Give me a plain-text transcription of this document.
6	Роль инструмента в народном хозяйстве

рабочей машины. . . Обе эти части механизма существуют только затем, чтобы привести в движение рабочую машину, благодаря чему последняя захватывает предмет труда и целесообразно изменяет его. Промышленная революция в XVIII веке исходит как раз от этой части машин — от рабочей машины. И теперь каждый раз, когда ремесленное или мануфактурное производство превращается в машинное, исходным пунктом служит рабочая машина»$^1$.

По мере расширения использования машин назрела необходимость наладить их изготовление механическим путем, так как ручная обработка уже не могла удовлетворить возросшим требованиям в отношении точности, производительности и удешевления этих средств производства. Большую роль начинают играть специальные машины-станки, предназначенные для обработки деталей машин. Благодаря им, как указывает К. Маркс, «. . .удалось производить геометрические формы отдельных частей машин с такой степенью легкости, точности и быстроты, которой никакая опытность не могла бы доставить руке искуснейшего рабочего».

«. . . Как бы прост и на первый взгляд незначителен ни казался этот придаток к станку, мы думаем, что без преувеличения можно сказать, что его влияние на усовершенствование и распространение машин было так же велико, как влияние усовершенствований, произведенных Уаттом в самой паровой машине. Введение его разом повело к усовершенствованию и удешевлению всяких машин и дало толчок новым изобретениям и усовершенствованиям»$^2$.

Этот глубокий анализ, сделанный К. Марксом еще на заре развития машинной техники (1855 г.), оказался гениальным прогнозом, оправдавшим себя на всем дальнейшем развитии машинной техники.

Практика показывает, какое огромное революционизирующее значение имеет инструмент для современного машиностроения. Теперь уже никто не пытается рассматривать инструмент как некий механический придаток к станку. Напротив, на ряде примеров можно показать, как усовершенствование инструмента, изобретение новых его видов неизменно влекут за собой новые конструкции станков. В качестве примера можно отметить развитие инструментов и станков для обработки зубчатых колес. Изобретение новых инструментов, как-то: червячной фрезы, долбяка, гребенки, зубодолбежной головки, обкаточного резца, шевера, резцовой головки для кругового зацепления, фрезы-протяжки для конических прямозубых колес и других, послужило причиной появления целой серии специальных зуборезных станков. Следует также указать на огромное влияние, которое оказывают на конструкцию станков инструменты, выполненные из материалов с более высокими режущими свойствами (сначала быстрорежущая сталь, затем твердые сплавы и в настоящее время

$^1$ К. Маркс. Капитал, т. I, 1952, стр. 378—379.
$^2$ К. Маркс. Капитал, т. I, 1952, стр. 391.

-------------------------

▶ [Exercise details] Extract all of the data exactly as written.

▶ [Exercise answer]
Give me a plain-text transcription of this document.
6	Роль инструмента в народном хозяйстве

рабочей машины. . . Обе эти части механизма существуют только затем, чтобы привести в движение рабочую машину, благодаря чему последняя захватывает предмет труда и целесообразно изменяет его. Промышленная революция в XVIII веке исходит как раз от этой части машин — от рабочей машины. И теперь каждый раз, когда ремесленное или мануфактурное производство превращается в машинное, исходным пунктом служит рабочая машина»$^1$.

По мере расширения использования машин назрела необходимость наладить их изготовление механическим путем, так как ручная обработка уже не могла удовлетворить возросшим требованиям в отношении точности, производительности и удешевления этих средств производства. Большую роль начинают играть специальные машины-станки, предназначенные для обработки деталей машин. Благодаря им, как указывает К. Маркс, «. . .удалось производить геометрические формы отдельных частей машин с такой степенью легкости, точности и быстроты, которой никакая опытность не могла бы доставить руке искуснейшего рабочего».

«. . . Как бы прост и на первый взгляд незначителен ни казался этот придаток к станку, мы думаем, что без преувеличения можно сказать, что его влияние на усовершенствование и распространение машин было так же велико, как влияние усовершенствований, произведенных Уаттом в самой паровой машине. Введение его разом повело к усовершенствованию и удешевлению всяких машин и дало толчок новым изобретениям и усовершенствованиям»$^2$.

Этот глубокий анализ, сделанный К. Марксом еще на заре развития машинной техники (1855 г.), оказался гениальным прогнозом, оправдавшим себя на всем дальнейшем развитии машинной техники.

Практика показывает, какое огромное революционизирующее значение имеет инструмент для современного машиностроения. Теперь уже никто не пытается рассматривать инструмент как некий механический придаток к станку. Напротив, на ряде примеров можно показать, как усовершенствование инструмента, изобретение новых его видов неизменно влекут за собой новые конструкции станков. В качестве примера можно отметить развитие инструментов и станков для обработки зубчатых колес. Изобретение новых инструментов, как-то: червячной фрезы, долбяка, гребенки, зубодолбежной головки, обкаточного резца, шевера, резцовой головки для кругового зацепления, фрезы-протяжки для конических прямозубых колес и других, послужило причиной появления целой серии специальных зуборезных станков. Следует также указать на огромное влияние, которое оказывают на конструкцию станков инструменты, выполненные из материалов с более высокими режущими свойствами (сначала быстрорежущая сталь, затем твердые сплавы и в настоящее время

$^1$ К. Маркс. Капитал, т. I, 1952, стр. 378—379.
$^2$ К. Маркс. Капитал, т. I, 1952, стр. 391.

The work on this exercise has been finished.